Question

Hi I am doing an intro to finance the the present value and future values are a little bit confusing so my question is:

How is the difference between an ordinary annuity and an annuity due affect the Present Value and Future Value of two otherwise identical annuities?

Answer 1

Present value:

Annuity is a series of fixed cash flow for a certain number of periods. An ordinary annuity states that cash flow is paid at the END of each year. An annuity due states that cash flow if paid st the BEGINNING at the each year. The present value of annuity due will always be greater than present value of ordinary annuity. This is because annuity due has a period less to discount the cash flows. This is can be best illustrated with a example:

Ordinary annuity:

You are paid a cash flow of $1,000 for 10 years at an interest rate of 6%. The cash flows are paid at the end.

Present value = Annuity * [1 - 1 / (1 + r)ⁿ] / r

Present value = 1,000 * [1 - 1 / (1 + 0.06)¹⁰] / 0.06

Present value = 1,000 * 7.360087

Present value = $7,360

annuity due:

You are paid a cash flow of $1,000 for 10 years at an interest rate of 6%. The cash flows are paid at the end.

Present value = (1 + r) * Annuity * [1 - 1 / (1 + r)ⁿ] / r

Present value = (1 + 0.06) * 1,000 * [1 - 1 / (1 + 0.06)¹⁰] / 0.06

Present value = 1.06 * 1,000 * 7.360087

Present value = $7,802

As you can see, present value of annuity due is greater.

Future value:

Annuity is a series of fixed cash flow for a certain number of periods. An ordinary annuity states that cash flow is paid at the END of each year. An annuity due states that cash flow if paid st the BEGINNING at the each year. The future value of annuity due will always be greater than future value of ordinary annuity. This is because annuity due has a period less to discount the cash flows. This is can be best illustrated with a example:

Ordinary annuity:

You are paid a cash flow of $1,000 for 10 years at an interest rate of 6%. The cash flows are paid at the end. What is the future value

Future value = Annuity * [(1 + r)ⁿ - 1] / r

Future value = 1,000 * [(1 + 0.06)¹⁰ - 1] / 0.06

Future value = 1,000 * 13.180795

Future value = $13,181

annuity due:

You are paid a cash flow of $1,000 for 10 years at an interest rate of 6%. The cash flows are paid at the beginning. What is the future value

Future value = (1 + r) * Annuity * [(1 + r)ⁿ - 1] / r

Future value = (1 + 0.06) * 1,000 * [(1 + 0.06)¹⁰ - 1] / 0.06

Future value = 1.06 * 1,000 * 13.180795

Future value = $13,971.6

• WRITTEN TASK 1: Filter the entries and copy every line that contains the string "paragraph". Case counts.
The entries that come next are separate material and have no connection to the annuity thread.

[Box coordinate listings]
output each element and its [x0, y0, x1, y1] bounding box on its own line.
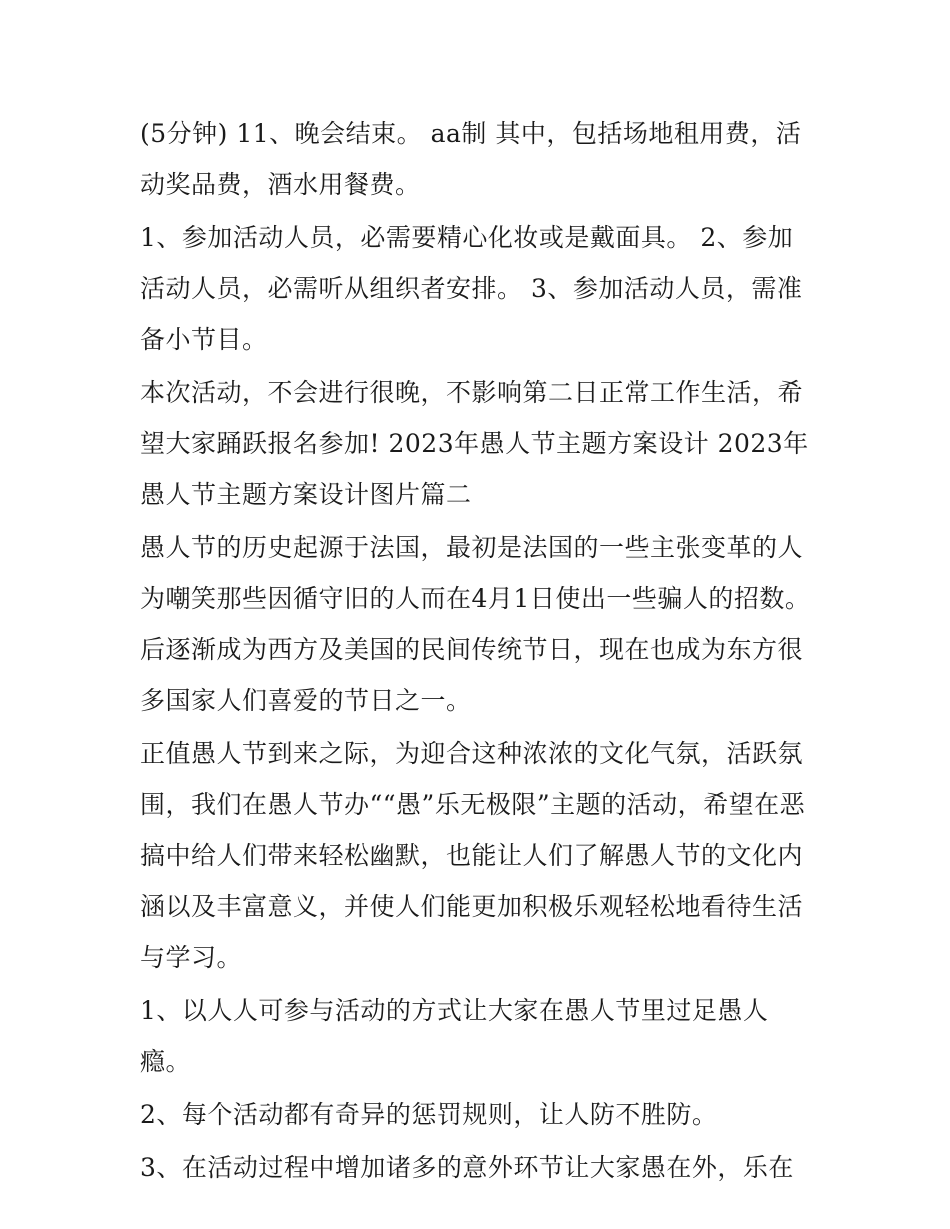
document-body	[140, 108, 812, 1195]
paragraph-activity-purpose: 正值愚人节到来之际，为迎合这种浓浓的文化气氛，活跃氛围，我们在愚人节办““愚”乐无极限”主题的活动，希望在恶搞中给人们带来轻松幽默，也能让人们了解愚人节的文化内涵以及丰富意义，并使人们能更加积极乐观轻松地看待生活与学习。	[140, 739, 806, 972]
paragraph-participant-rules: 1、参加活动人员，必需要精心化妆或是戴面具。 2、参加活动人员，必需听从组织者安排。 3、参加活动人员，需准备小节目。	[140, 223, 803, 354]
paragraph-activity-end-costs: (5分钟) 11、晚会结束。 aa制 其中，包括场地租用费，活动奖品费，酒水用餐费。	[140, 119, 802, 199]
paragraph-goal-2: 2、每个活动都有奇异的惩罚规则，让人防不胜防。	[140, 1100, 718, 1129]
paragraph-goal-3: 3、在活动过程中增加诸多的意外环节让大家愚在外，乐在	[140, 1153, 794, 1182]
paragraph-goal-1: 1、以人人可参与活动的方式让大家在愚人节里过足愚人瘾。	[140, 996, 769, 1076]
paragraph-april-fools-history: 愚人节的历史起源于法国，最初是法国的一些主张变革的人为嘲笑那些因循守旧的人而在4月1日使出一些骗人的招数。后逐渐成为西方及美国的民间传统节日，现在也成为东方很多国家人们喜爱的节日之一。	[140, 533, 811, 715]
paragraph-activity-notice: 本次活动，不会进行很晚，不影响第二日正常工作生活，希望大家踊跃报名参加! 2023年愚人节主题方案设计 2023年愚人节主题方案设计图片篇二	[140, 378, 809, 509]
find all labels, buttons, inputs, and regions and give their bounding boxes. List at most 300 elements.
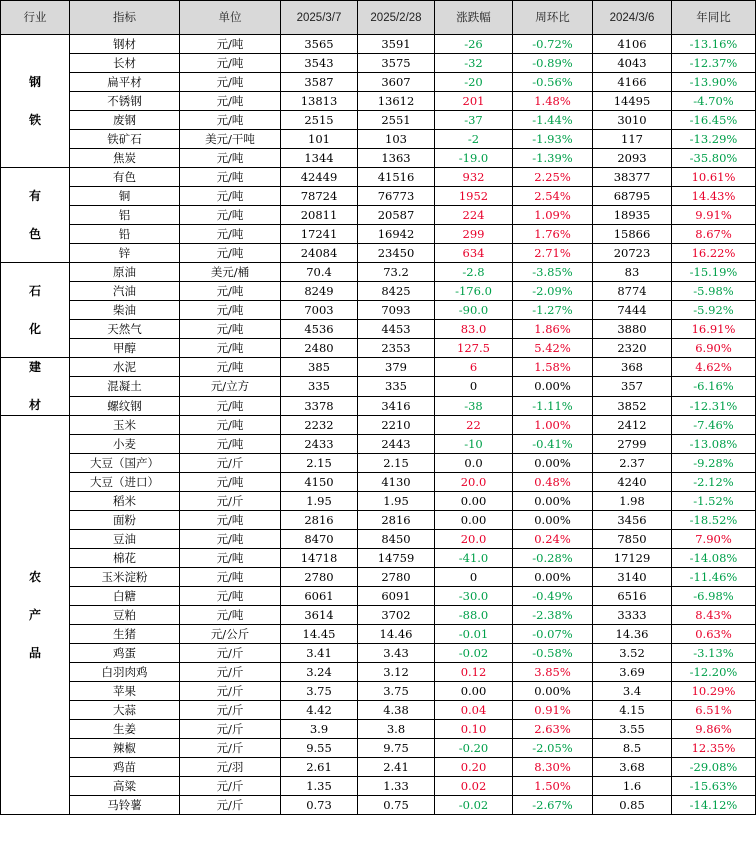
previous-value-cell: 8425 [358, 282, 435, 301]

• WRITTEN TASK 2: According to the annuity thread, when is the cash flow paid under an ordinary annuity?

• FULL OUTPUT 1:
paragraph-activity-purpose: 正值愚人节到来之际，为迎合这种浓浓的文化气氛，活跃氛围，我们在愚人节办““愚”乐无极限”主题的活动，希望在恶搞中给人们带来轻松幽默，也能让人们了解愚人节的文化内涵以及丰富意义，并使人们能更加积极乐观轻松地看待生活与学习。	[140, 739, 806, 972]
paragraph-participant-rules: 1、参加活动人员，必需要精心化妆或是戴面具。 2、参加活动人员，必需听从组织者安排。 3、参加活动人员，需准备小节目。	[140, 223, 803, 354]
paragraph-activity-end-costs: (5分钟) 11、晚会结束。 aa制 其中，包括场地租用费，活动奖品费，酒水用餐费。	[140, 119, 802, 199]
paragraph-goal-2: 2、每个活动都有奇异的惩罚规则，让人防不胜防。	[140, 1100, 718, 1129]
paragraph-goal-3: 3、在活动过程中增加诸多的意外环节让大家愚在外，乐在	[140, 1153, 794, 1182]
paragraph-goal-1: 1、以人人可参与活动的方式让大家在愚人节里过足愚人瘾。	[140, 996, 769, 1076]
paragraph-april-fools-history: 愚人节的历史起源于法国，最初是法国的一些主张变革的人为嘲笑那些因循守旧的人而在4月1日使出一些骗人的招数。后逐渐成为西方及美国的民间传统节日，现在也成为东方很多国家人们喜爱的节日之一。	[140, 533, 811, 715]
paragraph-activity-notice: 本次活动，不会进行很晚，不影响第二日正常工作生活，希望大家踊跃报名参加! 2023年愚人节主题方案设计 2023年愚人节主题方案设计图片篇二	[140, 378, 809, 509]

• FULL OUTPUT 2: At the end of each year.